# Supplied entries start

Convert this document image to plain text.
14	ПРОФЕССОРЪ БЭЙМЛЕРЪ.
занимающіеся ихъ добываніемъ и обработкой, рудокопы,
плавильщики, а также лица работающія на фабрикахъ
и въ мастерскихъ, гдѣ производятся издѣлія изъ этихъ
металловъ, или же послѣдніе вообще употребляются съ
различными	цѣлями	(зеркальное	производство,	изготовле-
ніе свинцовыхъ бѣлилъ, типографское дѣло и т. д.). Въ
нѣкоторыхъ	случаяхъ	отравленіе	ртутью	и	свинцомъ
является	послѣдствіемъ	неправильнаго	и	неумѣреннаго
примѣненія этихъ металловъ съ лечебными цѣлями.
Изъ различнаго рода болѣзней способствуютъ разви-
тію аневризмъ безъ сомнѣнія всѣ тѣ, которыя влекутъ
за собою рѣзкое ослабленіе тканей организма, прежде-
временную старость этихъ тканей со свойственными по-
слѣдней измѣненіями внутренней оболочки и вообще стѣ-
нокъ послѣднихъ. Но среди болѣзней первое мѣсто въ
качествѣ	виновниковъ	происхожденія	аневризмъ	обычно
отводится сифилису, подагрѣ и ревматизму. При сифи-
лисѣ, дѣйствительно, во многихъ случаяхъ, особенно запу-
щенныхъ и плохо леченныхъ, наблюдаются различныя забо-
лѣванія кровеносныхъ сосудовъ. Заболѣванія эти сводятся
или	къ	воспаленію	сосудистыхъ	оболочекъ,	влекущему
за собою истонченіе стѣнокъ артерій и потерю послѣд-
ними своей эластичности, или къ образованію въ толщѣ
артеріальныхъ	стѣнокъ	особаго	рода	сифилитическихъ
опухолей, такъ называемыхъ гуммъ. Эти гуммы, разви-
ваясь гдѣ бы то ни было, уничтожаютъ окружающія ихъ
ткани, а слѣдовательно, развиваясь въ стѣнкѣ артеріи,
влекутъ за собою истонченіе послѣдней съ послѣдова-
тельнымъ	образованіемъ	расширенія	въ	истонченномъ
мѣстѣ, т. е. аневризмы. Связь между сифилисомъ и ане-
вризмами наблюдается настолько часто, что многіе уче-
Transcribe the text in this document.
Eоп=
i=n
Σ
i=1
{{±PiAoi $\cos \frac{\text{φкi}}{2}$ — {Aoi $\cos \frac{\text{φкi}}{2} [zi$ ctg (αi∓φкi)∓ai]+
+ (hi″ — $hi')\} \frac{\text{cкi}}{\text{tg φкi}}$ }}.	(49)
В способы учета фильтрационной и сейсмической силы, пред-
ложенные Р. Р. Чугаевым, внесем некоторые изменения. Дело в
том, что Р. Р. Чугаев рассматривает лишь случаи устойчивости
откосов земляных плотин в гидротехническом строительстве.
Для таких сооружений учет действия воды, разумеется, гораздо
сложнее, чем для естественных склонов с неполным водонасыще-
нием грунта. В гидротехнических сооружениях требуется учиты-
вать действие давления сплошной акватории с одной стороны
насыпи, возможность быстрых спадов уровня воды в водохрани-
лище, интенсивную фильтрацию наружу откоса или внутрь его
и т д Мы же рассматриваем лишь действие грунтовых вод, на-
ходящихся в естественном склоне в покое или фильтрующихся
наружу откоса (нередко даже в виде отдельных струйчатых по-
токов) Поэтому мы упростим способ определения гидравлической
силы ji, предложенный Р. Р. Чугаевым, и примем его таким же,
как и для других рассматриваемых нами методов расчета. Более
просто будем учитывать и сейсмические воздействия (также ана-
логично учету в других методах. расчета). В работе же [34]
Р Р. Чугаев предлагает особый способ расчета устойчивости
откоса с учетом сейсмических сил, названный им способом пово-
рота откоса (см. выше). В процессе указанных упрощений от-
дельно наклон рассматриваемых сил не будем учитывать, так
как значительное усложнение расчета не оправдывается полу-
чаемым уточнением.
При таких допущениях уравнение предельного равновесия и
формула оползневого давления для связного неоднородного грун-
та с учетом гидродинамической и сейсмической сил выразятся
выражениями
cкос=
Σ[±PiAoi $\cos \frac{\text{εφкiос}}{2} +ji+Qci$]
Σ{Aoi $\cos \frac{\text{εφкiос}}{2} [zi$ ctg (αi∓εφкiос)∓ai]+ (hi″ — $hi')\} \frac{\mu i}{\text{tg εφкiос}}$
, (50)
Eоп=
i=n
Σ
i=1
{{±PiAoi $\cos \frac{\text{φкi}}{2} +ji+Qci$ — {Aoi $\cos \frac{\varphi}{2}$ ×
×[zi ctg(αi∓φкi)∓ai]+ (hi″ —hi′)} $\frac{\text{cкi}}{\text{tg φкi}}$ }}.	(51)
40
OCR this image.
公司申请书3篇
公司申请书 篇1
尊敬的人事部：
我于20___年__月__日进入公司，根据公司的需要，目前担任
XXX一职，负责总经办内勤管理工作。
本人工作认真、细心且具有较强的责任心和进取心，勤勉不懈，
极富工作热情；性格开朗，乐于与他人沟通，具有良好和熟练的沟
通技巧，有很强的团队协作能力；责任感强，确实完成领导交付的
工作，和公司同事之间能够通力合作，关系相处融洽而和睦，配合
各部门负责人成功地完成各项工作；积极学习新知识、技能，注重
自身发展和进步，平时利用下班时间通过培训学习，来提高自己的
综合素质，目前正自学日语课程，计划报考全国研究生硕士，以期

# Supplied entries end

▶ _Task requirements_: Reproduce the material above exactly; please quote every line of it.

▶ _Response to the exercise_:
Convert this document image to plain text.
14	ПРОФЕССОРЪ БЭЙМЛЕРЪ.
занимающіеся ихъ добываніемъ и обработкой, рудокопы,
плавильщики, а также лица работающія на фабрикахъ
и въ мастерскихъ, гдѣ производятся издѣлія изъ этихъ
металловъ, или же послѣдніе вообще употребляются съ
различными	цѣлями	(зеркальное	производство,	изготовле-
ніе свинцовыхъ бѣлилъ, типографское дѣло и т. д.). Въ
нѣкоторыхъ	случаяхъ	отравленіе	ртутью	и	свинцомъ
является	послѣдствіемъ	неправильнаго	и	неумѣреннаго
примѣненія этихъ металловъ съ лечебными цѣлями.
Изъ различнаго рода болѣзней способствуютъ разви-
тію аневризмъ безъ сомнѣнія всѣ тѣ, которыя влекутъ
за собою рѣзкое ослабленіе тканей организма, прежде-
временную старость этихъ тканей со свойственными по-
слѣдней измѣненіями внутренней оболочки и вообще стѣ-
нокъ послѣднихъ. Но среди болѣзней первое мѣсто въ
качествѣ	виновниковъ	происхожденія	аневризмъ	обычно
отводится сифилису, подагрѣ и ревматизму. При сифи-
лисѣ, дѣйствительно, во многихъ случаяхъ, особенно запу-
щенныхъ и плохо леченныхъ, наблюдаются различныя забо-
лѣванія кровеносныхъ сосудовъ. Заболѣванія эти сводятся
или	къ	воспаленію	сосудистыхъ	оболочекъ,	влекущему
за собою истонченіе стѣнокъ артерій и потерю послѣд-
ними своей эластичности, или къ образованію въ толщѣ
артеріальныхъ	стѣнокъ	особаго	рода	сифилитическихъ
опухолей, такъ называемыхъ гуммъ. Эти гуммы, разви-
ваясь гдѣ бы то ни было, уничтожаютъ окружающія ихъ
ткани, а слѣдовательно, развиваясь въ стѣнкѣ артеріи,
влекутъ за собою истонченіе послѣдней съ послѣдова-
тельнымъ	образованіемъ	расширенія	въ	истонченномъ
мѣстѣ, т. е. аневризмы. Связь между сифилисомъ и ане-
вризмами наблюдается настолько часто, что многіе уче-
Transcribe the text in this document.
Eоп=
i=n
Σ
i=1
{{±PiAoi $\cos \frac{\text{φкi}}{2}$ — {Aoi $\cos \frac{\text{φкi}}{2} [zi$ ctg (αi∓φкi)∓ai]+
+ (hi″ — $hi')\} \frac{\text{cкi}}{\text{tg φкi}}$ }}.	(49)
В способы учета фильтрационной и сейсмической силы, пред-
ложенные Р. Р. Чугаевым, внесем некоторые изменения. Дело в
том, что Р. Р. Чугаев рассматривает лишь случаи устойчивости
откосов земляных плотин в гидротехническом строительстве.
Для таких сооружений учет действия воды, разумеется, гораздо
сложнее, чем для естественных склонов с неполным водонасыще-
нием грунта. В гидротехнических сооружениях требуется учиты-
вать действие давления сплошной акватории с одной стороны
насыпи, возможность быстрых спадов уровня воды в водохрани-
лище, интенсивную фильтрацию наружу откоса или внутрь его
и т д Мы же рассматриваем лишь действие грунтовых вод, на-
ходящихся в естественном склоне в покое или фильтрующихся
наружу откоса (нередко даже в виде отдельных струйчатых по-
токов) Поэтому мы упростим способ определения гидравлической
силы ji, предложенный Р. Р. Чугаевым, и примем его таким же,
как и для других рассматриваемых нами методов расчета. Более
просто будем учитывать и сейсмические воздействия (также ана-
логично учету в других методах. расчета). В работе же [34]
Р Р. Чугаев предлагает особый способ расчета устойчивости
откоса с учетом сейсмических сил, названный им способом пово-
рота откоса (см. выше). В процессе указанных упрощений от-
дельно наклон рассматриваемых сил не будем учитывать, так
как значительное усложнение расчета не оправдывается полу-
чаемым уточнением.
При таких допущениях уравнение предельного равновесия и
формула оползневого давления для связного неоднородного грун-
та с учетом гидродинамической и сейсмической сил выразятся
выражениями
cкос=
Σ[±PiAoi $\cos \frac{\text{εφкiос}}{2} +ji+Qci$]
Σ{Aoi $\cos \frac{\text{εφкiос}}{2} [zi$ ctg (αi∓εφкiос)∓ai]+ (hi″ — $hi')\} \frac{\mu i}{\text{tg εφкiос}}$
, (50)
Eоп=
i=n
Σ
i=1
{{±PiAoi $\cos \frac{\text{φкi}}{2} +ji+Qci$ — {Aoi $\cos \frac{\varphi}{2}$ ×
×[zi ctg(αi∓φкi)∓ai]+ (hi″ —hi′)} $\frac{\text{cкi}}{\text{tg φкi}}$ }}.	(51)
40
OCR this image.
公司申请书3篇
公司申请书 篇1
尊敬的人事部：
我于20___年__月__日进入公司，根据公司的需要，目前担任
XXX一职，负责总经办内勤管理工作。
本人工作认真、细心且具有较强的责任心和进取心，勤勉不懈，
极富工作热情；性格开朗，乐于与他人沟通，具有良好和熟练的沟
通技巧，有很强的团队协作能力；责任感强，确实完成领导交付的
工作，和公司同事之间能够通力合作，关系相处融洽而和睦，配合
各部门负责人成功地完成各项工作；积极学习新知识、技能，注重
自身发展和进步，平时利用下班时间通过培训学习，来提高自己的
综合素质，目前正自学日语课程，计划报考全国研究生硕士，以期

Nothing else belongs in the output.